» **What is expected**
Search the material for "predmete" and show all lines that contain it.
*** Data
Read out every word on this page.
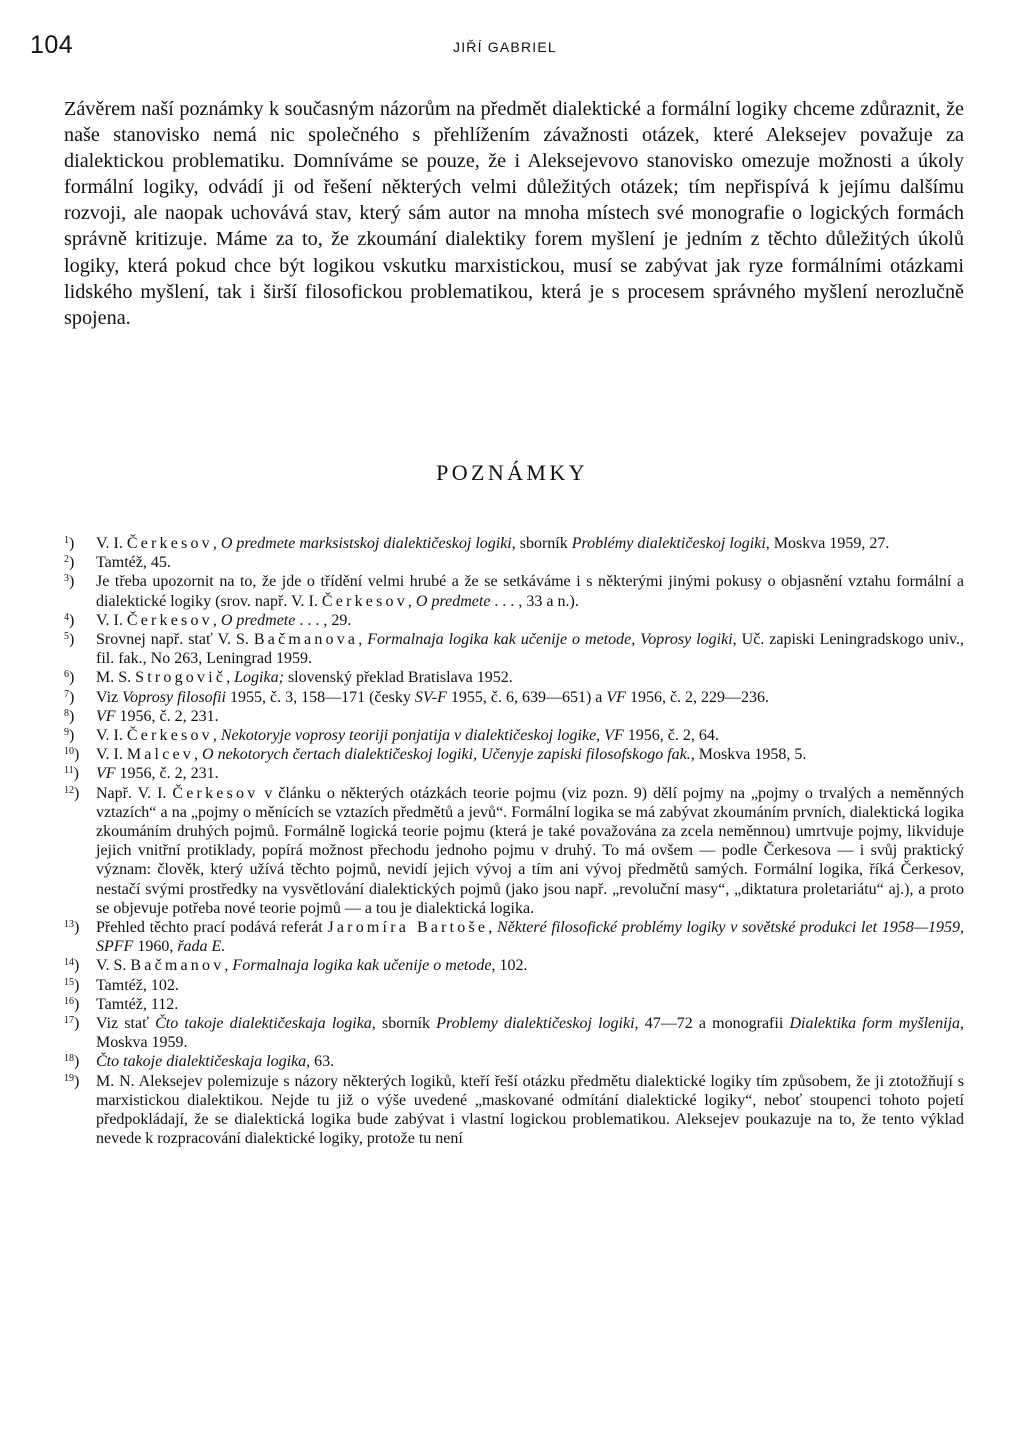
104	JIŘÍ GABRIEL
Závěrem naší poznámky k současným názorům na předmět dialektické a formální logiky chceme zdůraznit, že naše stanovisko nemá nic společného s přehlížením závažnosti otázek, které Aleksejev považuje za dialektickou problematiku. Domníváme se pouze, že i Aleksejevovo stanovisko omezuje možnosti a úkoly formální logiky, odvádí ji od řešení některých velmi důležitých otázek; tím nepřispívá k jejímu dalšímu rozvoji, ale naopak uchovává stav, který sám autor na mnoha místech své monografie o logických formách správně kritizuje. Máme za to, že zkoumání dialektiky forem myšlení je jedním z těchto důležitých úkolů logiky, která pokud chce být logikou vskutku marxistickou, musí se zabývat jak ryze formálními otázkami lidského myšlení, tak i širší filosofickou problematikou, která je s procesem správného myšlení nerozlučně spojena.
POZNÁMKY
$^1$)	V. I. Čerkesov, O predmete marksistskoj dialektičeskoj logiki, sborník Problémy dialektičeskoj logiki, Moskva 1959, 27.
$^2$)	Tamtéž, 45.
$^3$)	Je třeba upozornit na to, že jde o třídění velmi hrubé a že se setkáváme i s některými jinými pokusy o objasnění vztahu formální a dialektické logiky (srov. např. V. I. Čerkesov, O predmete . . . , 33 a n.).
$^4$)	V. I. Čerkesov, O predmete . . . , 29.
$^5$)	Srovnej např. stať V. S. Bačmanova, Formalnaja logika kak učenije o metode, Voprosy logiki, Uč. zapiski Leningradskogo univ., fil. fak., No 263, Leningrad 1959.
$^6$)	M. S. Strogovič, Logika; slovenský překlad Bratislava 1952.
$^7$)	Viz Voprosy filosofii 1955, č. 3, 158—171 (česky SV-F 1955, č. 6, 639—651) a VF 1956, č. 2, 229—236.
$^8$)	VF 1956, č. 2, 231.
$^9$)	V. I. Čerkesov, Nekotoryje voprosy teoriji ponjatija v dialektičeskoj logike, VF 1956, č. 2, 64.
$^{10}$)	V. I. Malcev, O nekotorych čertach dialektičeskoj logiki, Učenyje zapiski filosofskogo fak., Moskva 1958, 5.
$^{11}$)	VF 1956, č. 2, 231.
$^{12}$)	Např. V. I. Čerkesov v článku o některých otázkách teorie pojmu (viz pozn. 9) dělí pojmy na „pojmy o trvalých a neměnných vztazích“ a na „pojmy o měnících se vztazích předmětů a jevů“. Formální logika se má zabývat zkoumáním prvních, dialektická logika zkoumáním druhých pojmů. Formálně logická teorie pojmu (která je také považována za zcela neměnnou) umrtvuje pojmy, likviduje jejich vnitřní protiklady, popírá možnost přechodu jednoho pojmu v druhý. To má ovšem — podle Čerkesova — i svůj praktický význam: člověk, který užívá těchto pojmů, nevidí jejich vývoj a tím ani vývoj předmětů samých. Formální logika, říká Čerkesov, nestačí svými prostředky na vysvětlování dialektických pojmů (jako jsou např. „revoluční masy“, „diktatura proletariátu“ aj.), a proto se objevuje potřeba nové teorie pojmů — a tou je dialektická logika.
$^{13}$)	Přehled těchto prací podává referát Jaromíra Bartoše, Některé filosofické problémy logiky v sovětské produkci let 1958—1959, SPFF 1960, řada E.
$^{14}$)	V. S. Bačmanov, Formalnaja logika kak učenije o metode, 102.
$^{15}$)	Tamtéž, 102.
$^{16}$)	Tamtéž, 112.
$^{17}$)	Viz stať Čto takoje dialektičeskaja logika, sborník Problemy dialektičeskoj logiki, 47—72 a monografii Dialektika form myšlenija, Moskva 1959.
$^{18}$)	Čto takoje dialektičeskaja logika, 63.
$^{19}$)	M. N. Aleksejev polemizuje s názory některých logiků, kteří řeší otázku předmětu dialektické logiky tím způsobem, že ji ztotožňují s marxistickou dialektikou. Nejde tu již o výše uvedené „maskované odmítání dialektické logiky“, neboť stoupenci tohoto pojetí předpokládají, že se dialektická logika bude zabývat i vlastní logickou problematikou. Aleksejev poukazuje na to, že tento výklad nevede k rozpracování dialektické logiky, protože tu není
******
» **Task result**
$^1$)	V. I. Čerkesov, O predmete marksistskoj dialektičeskoj logiki, sborník Problémy dialektičeskoj logiki, Moskva 1959, 27.
$^3$)	Je třeba upozornit na to, že jde o třídění velmi hrubé a že se setkáváme i s některými jinými pokusy o objasnění vztahu formální a dialektické logiky (srov. např. V. I. Čerkesov, O predmete . . . , 33 a n.).
$^4$)	V. I. Čerkesov, O predmete . . . , 29.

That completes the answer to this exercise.